● Task goal: For the copy, please give all of the data again exactly and leave the pictures out.
— Start of Records supplied —
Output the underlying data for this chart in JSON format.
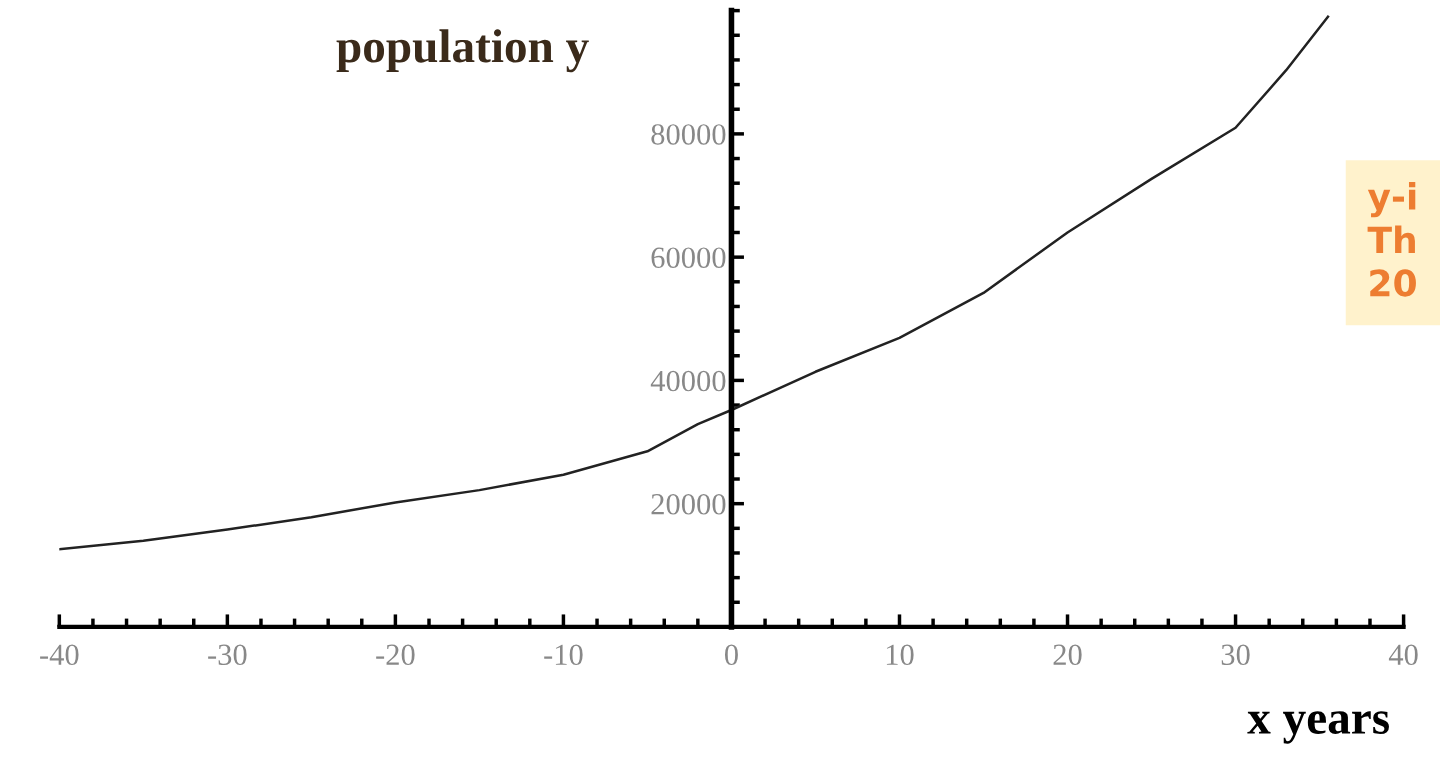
{
  "chart_data": {
    "type": "line",
    "xlabel": "x years",
    "ylabel": "population y",
    "x": [
      -40,
      -35,
      -30,
      -25,
      -20,
      -15,
      -10,
      -5,
      -2,
      0,
      5,
      10,
      15,
      20,
      25,
      30,
      33,
      35.5
    ],
    "series": [
      {
        "color": "#222222",
        "values": [
          12600,
          14000,
          15800,
          17800,
          20200,
          22200,
          24700,
          28500,
          32900,
          35200,
          41400,
          46900,
          54200,
          64000,
          72700,
          81000,
          90300,
          99000
        ]
      }
    ],
    "xlim": [
      -40,
      40
    ],
    "xticks": [
      -40,
      -30,
      -20,
      -10,
      0,
      10,
      20,
      30,
      40
    ],
    "ylim": [
      0,
      100000
    ],
    "yticks": [
      20000,
      40000,
      60000,
      80000
    ],
    "marker": "none",
    "line_style": "solid",
    "annotations": [
      "y-i\nTh\n20"
    ]
  }
}
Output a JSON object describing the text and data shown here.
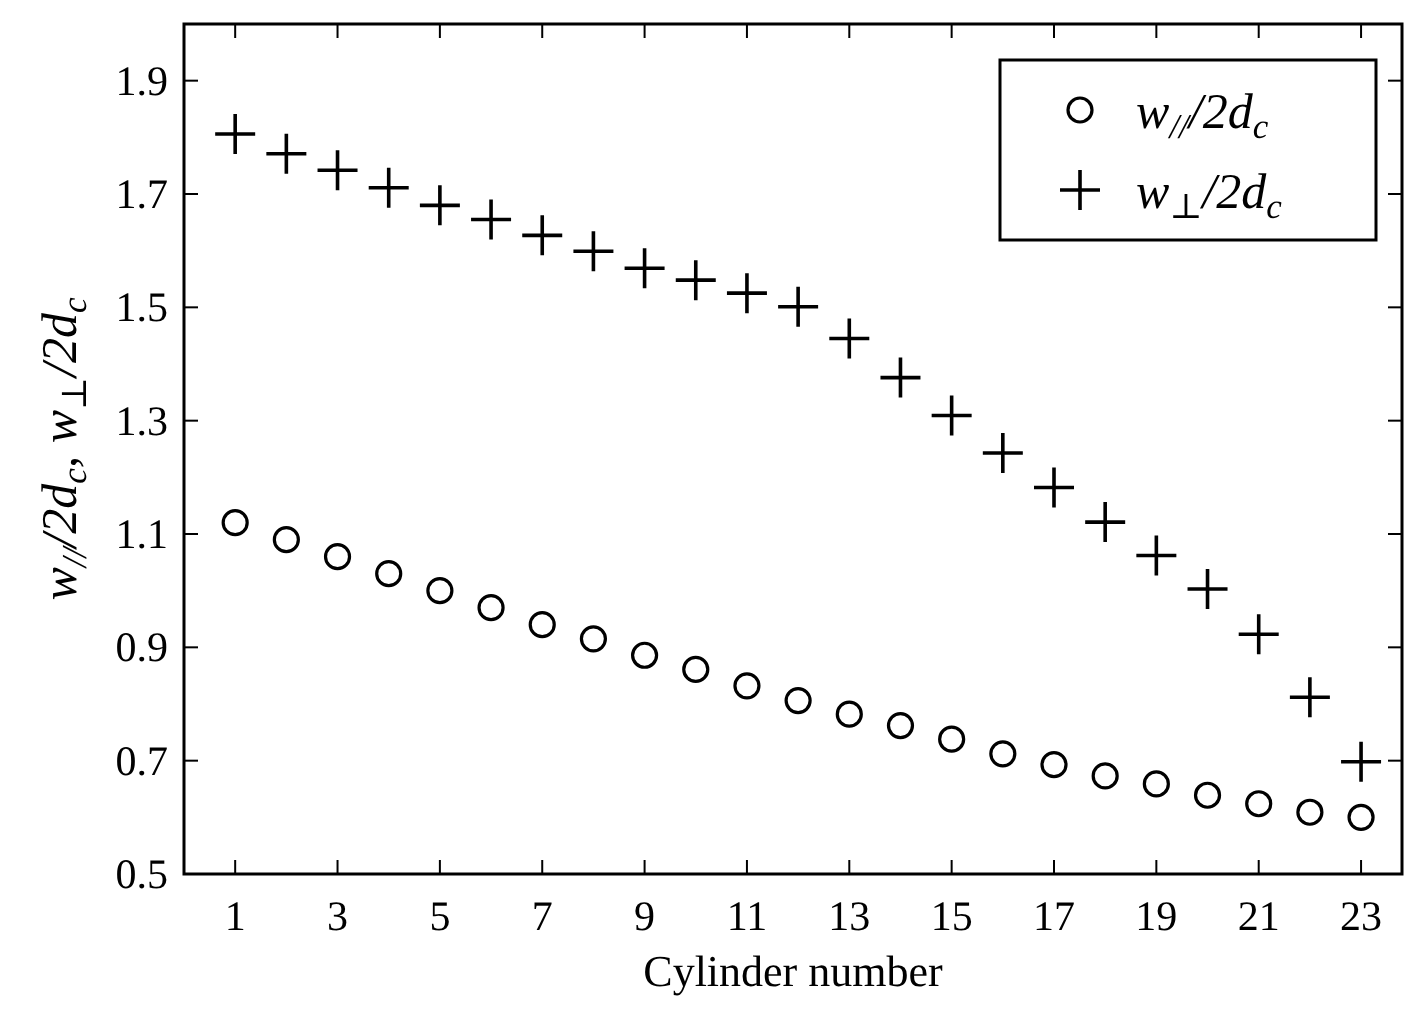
{
  "chart_data": {
    "type": "scatter",
    "xlabel": "Cylinder number",
    "ylabel": "w$_{//}$/2d$_{c}$, w$_{⊥}$/2d$_{c}$",
    "x": [
      1,
      2,
      3,
      4,
      5,
      6,
      7,
      8,
      9,
      10,
      11,
      12,
      13,
      14,
      15,
      16,
      17,
      18,
      19,
      20,
      21,
      22,
      23
    ],
    "xlim": [
      0,
      23.8
    ],
    "xticks": [
      1,
      3,
      5,
      7,
      9,
      11,
      13,
      15,
      17,
      19,
      21,
      23
    ],
    "ylim": [
      0.5,
      2.0
    ],
    "yticks": [
      0.5,
      0.7,
      0.9,
      1.1,
      1.3,
      1.5,
      1.7,
      1.9
    ],
    "grid": false,
    "legend": "top right",
    "series": [
      {
        "name": "w$_{//}$/2d$_{c}$",
        "color": "#000000",
        "marker": "circle",
        "values": [
          1.12,
          1.09,
          1.06,
          1.03,
          1.0,
          0.97,
          0.94,
          0.915,
          0.886,
          0.861,
          0.832,
          0.806,
          0.782,
          0.762,
          0.738,
          0.712,
          0.693,
          0.673,
          0.659,
          0.639,
          0.624,
          0.609,
          0.6
        ]
      },
      {
        "name": "w$_{⊥}$/2d$_{c}$",
        "color": "#000000",
        "marker": "cross",
        "values": [
          1.806,
          1.771,
          1.742,
          1.711,
          1.68,
          1.655,
          1.627,
          1.599,
          1.569,
          1.548,
          1.525,
          1.501,
          1.445,
          1.376,
          1.309,
          1.243,
          1.182,
          1.121,
          1.062,
          1.003,
          0.923,
          0.812,
          0.698
        ]
      }
    ]
  }
}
— End of Records supplied —
● Written solution:
Output the underlying data for this chart in JSON format.
{
  "chart_data": {
    "type": "line",
    "xlabel": "x years",
    "ylabel": "population y",
    "x": [
      -40,
      -35,
      -30,
      -25,
      -20,
      -15,
      -10,
      -5,
      -2,
      0,
      5,
      10,
      15,
      20,
      25,
      30,
      33,
      35.5
    ],
    "series": [
      {
        "color": "#222222",
        "values": [
          12600,
          14000,
          15800,
          17800,
          20200,
          22200,
          24700,
          28500,
          32900,
          35200,
          41400,
          46900,
          54200,
          64000,
          72700,
          81000,
          90300,
          99000
        ]
      }
    ],
    "xlim": [
      -40,
      40
    ],
    "xticks": [
      -40,
      -30,
      -20,
      -10,
      0,
      10,
      20,
      30,
      40
    ],
    "ylim": [
      0,
      100000
    ],
    "yticks": [
      20000,
      40000,
      60000,
      80000
    ],
    "marker": "none",
    "line_style": "solid",
    "annotations": [
      "y-i\nTh\n20"
    ]
  }
}
Output a JSON object describing the text and data shown here.
{
  "chart_data": {
    "type": "scatter",
    "xlabel": "Cylinder number",
    "ylabel": "w$_{//}$/2d$_{c}$, w$_{⊥}$/2d$_{c}$",
    "x": [
      1,
      2,
      3,
      4,
      5,
      6,
      7,
      8,
      9,
      10,
      11,
      12,
      13,
      14,
      15,
      16,
      17,
      18,
      19,
      20,
      21,
      22,
      23
    ],
    "xlim": [
      0,
      23.8
    ],
    "xticks": [
      1,
      3,
      5,
      7,
      9,
      11,
      13,
      15,
      17,
      19,
      21,
      23
    ],
    "ylim": [
      0.5,
      2.0
    ],
    "yticks": [
      0.5,
      0.7,
      0.9,
      1.1,
      1.3,
      1.5,
      1.7,
      1.9
    ],
    "grid": false,
    "legend": "top right",
    "series": [
      {
        "name": "w$_{//}$/2d$_{c}$",
        "color": "#000000",
        "marker": "circle",
        "values": [
          1.12,
          1.09,
          1.06,
          1.03,
          1.0,
          0.97,
          0.94,
          0.915,
          0.886,
          0.861,
          0.832,
          0.806,
          0.782,
          0.762,
          0.738,
          0.712,
          0.693,
          0.673,
          0.659,
          0.639,
          0.624,
          0.609,
          0.6
        ]
      },
      {
        "name": "w$_{⊥}$/2d$_{c}$",
        "color": "#000000",
        "marker": "cross",
        "values": [
          1.806,
          1.771,
          1.742,
          1.711,
          1.68,
          1.655,
          1.627,
          1.599,
          1.569,
          1.548,
          1.525,
          1.501,
          1.445,
          1.376,
          1.309,
          1.243,
          1.182,
          1.121,
          1.062,
          1.003,
          0.923,
          0.812,
          0.698
        ]
      }
    ]
  }
}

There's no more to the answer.